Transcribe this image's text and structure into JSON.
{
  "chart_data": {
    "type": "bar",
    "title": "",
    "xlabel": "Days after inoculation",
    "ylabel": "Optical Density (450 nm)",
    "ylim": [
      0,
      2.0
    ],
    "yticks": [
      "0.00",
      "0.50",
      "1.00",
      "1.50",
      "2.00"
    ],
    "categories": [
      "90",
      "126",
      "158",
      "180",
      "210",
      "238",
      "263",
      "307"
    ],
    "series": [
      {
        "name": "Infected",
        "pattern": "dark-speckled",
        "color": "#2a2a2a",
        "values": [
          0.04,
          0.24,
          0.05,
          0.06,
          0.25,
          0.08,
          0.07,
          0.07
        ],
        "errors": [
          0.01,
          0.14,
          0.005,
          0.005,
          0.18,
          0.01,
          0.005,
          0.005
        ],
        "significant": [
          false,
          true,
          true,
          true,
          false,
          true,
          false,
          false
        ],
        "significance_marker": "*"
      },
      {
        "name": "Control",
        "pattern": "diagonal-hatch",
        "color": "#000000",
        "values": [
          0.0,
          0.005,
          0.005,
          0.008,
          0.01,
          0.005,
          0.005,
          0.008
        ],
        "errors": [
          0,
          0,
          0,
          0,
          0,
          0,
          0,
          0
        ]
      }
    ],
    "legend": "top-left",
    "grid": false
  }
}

━━━━━━━━

■ WHAT YOU NEED TO DO: Transcribe the whole listing exactly.

■ TASK RESPONSE:
Transcribe this image's text and structure into JSON.
{
  "chart_data": {
    "type": "bar",
    "title": "",
    "xlabel": "Days after inoculation",
    "ylabel": "Optical Density (450 nm)",
    "ylim": [
      0,
      2.0
    ],
    "yticks": [
      "0.00",
      "0.50",
      "1.00",
      "1.50",
      "2.00"
    ],
    "categories": [
      "90",
      "126",
      "158",
      "180",
      "210",
      "238",
      "263",
      "307"
    ],
    "series": [
      {
        "name": "Infected",
        "pattern": "dark-speckled",
        "color": "#2a2a2a",
        "values": [
          0.04,
          0.24,
          0.05,
          0.06,
          0.25,
          0.08,
          0.07,
          0.07
        ],
        "errors": [
          0.01,
          0.14,
          0.005,
          0.005,
          0.18,
          0.01,
          0.005,
          0.005
        ],
        "significant": [
          false,
          true,
          true,
          true,
          false,
          true,
          false,
          false
        ],
        "significance_marker": "*"
      },
      {
        "name": "Control",
        "pattern": "diagonal-hatch",
        "color": "#000000",
        "values": [
          0.0,
          0.005,
          0.005,
          0.008,
          0.01,
          0.005,
          0.005,
          0.008
        ],
        "errors": [
          0,
          0,
          0,
          0,
          0,
          0,
          0,
          0
        ]
      }
    ],
    "legend": "top-left",
    "grid": false
  }
}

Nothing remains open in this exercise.